>> START Document text

Click on the picture on photobucket and then to the left there is a IMG code..copy it...then come back over here and click INSERT IMAGE then paste the code there


----------



## Indianayounggun




----------



## Dwill

Nice buck!!


----------



## Indianayounggun

ya i was proud of him. especially since he is my first buck, and with a bow too.


----------



## Dwill

I'd be extremely happy with him!


----------



## Indianayounggun

haha ya im pretty well happy with him


----------



## hunter14

Hey you got it!!

Congrats man!


----------



## Indianayounggun

Haha thanks


----------



## Preci$e$hooter

Indianayounggun said:


>


The buck scored 117?


----------



## hunter14

I was thinking the same, but it doesnt matter man!


----------



## Preci$e$hooter

Haha i know I was just surprised!


----------



## Ignition kid

Ya I was thinking the same thing how he would score 117" but hey you guys scored him so ya team 4 has 117 points so you guys are in 3rd place way to go man.

Next year I think what I will do about the buck rule is any deer is 50 points and if it's a buck whatever amount of inches his rack is then that will be added to the 50 points, so next year if we have that rule a buck scoring 120" will have a total score of 170 points for his team, but don't use that system this year since we allready have a scoring system made for this contest.


----------



## Preci$e$hooter

Ignition kid said:


> Ya I was thinking the same thing how he would score 117" but hey you guys scored him so ya team 4 has 117 points so you guys are in 3rd place way to go man.

>> END Document text

Rewrite the forum thread between "Next year I think" and "for this contest.", inclusive, replacing "contest" with "competition". The items that follow are separate material from the forum thread.

>> START Data records

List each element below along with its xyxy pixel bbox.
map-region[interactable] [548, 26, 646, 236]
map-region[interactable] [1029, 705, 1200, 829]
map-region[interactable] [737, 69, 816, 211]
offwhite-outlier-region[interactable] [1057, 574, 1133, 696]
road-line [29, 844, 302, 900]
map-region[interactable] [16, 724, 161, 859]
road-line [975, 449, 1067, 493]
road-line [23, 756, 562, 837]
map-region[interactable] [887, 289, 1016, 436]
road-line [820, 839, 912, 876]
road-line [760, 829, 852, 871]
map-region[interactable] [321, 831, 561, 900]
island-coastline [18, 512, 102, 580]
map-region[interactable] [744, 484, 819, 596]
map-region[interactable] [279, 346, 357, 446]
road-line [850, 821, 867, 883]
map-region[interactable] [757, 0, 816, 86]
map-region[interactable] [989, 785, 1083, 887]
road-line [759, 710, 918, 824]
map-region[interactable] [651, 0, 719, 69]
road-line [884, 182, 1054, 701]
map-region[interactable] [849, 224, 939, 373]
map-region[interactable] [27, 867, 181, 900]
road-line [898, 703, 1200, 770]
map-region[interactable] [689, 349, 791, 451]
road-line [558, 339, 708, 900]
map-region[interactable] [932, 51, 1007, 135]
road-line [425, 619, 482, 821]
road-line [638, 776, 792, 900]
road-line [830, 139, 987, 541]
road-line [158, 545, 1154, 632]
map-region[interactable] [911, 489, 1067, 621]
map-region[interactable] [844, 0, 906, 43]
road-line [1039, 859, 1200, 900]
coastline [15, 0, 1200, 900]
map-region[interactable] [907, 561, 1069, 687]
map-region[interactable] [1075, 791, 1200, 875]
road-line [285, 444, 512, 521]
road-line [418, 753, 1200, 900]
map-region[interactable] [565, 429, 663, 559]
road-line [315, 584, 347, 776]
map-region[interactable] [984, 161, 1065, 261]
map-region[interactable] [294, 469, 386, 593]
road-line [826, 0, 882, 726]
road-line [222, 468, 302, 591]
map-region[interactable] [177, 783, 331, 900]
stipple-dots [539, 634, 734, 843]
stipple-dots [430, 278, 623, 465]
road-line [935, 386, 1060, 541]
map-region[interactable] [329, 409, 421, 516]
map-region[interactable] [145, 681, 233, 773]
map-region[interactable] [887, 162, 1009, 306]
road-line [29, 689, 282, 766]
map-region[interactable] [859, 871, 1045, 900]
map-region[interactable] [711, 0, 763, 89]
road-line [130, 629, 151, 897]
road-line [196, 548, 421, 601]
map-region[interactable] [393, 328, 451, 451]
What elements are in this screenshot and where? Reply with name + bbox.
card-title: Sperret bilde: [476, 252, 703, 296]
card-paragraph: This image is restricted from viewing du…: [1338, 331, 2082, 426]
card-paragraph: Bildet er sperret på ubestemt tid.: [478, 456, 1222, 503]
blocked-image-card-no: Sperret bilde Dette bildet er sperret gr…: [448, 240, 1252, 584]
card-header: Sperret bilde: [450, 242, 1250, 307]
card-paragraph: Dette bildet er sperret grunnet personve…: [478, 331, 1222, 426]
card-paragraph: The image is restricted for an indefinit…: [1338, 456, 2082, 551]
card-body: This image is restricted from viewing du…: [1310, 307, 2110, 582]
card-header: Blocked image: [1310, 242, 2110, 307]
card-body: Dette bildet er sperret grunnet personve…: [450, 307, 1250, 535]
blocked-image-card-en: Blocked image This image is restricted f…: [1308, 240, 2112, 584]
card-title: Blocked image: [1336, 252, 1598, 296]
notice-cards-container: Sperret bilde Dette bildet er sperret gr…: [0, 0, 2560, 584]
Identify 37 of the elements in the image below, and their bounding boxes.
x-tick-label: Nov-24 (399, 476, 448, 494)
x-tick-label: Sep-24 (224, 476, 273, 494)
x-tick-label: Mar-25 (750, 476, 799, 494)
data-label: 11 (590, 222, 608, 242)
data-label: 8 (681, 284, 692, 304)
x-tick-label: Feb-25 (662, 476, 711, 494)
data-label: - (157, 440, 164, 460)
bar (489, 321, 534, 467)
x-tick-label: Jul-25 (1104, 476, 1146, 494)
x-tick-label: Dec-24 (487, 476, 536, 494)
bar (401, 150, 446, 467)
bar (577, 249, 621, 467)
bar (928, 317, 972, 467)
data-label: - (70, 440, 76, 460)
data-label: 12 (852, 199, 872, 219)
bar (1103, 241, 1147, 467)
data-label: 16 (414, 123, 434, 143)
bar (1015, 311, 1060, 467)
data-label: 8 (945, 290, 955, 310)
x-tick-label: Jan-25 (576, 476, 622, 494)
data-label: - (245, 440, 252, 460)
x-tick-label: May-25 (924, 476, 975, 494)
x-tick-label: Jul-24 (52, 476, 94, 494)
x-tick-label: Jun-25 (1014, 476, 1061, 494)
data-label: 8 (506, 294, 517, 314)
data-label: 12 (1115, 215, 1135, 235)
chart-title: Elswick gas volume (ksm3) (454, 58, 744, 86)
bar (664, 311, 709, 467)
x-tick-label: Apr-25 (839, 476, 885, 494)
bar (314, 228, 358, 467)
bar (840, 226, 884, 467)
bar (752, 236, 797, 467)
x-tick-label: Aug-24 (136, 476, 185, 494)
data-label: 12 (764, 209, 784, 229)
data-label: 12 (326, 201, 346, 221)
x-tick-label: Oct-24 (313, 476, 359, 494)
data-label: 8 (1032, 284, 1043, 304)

>> END Data records

- Task answer:
Next year I think what I will do about the buck rule is any deer is 50 points and if it's a buck whatever amount of inches his rack is then that will be added to the 50 points, so next year if we have that rule a buck scoring 120" will have a total score of 170 points for his team, but don't use that system this year since we allready have a scoring system made for this competition.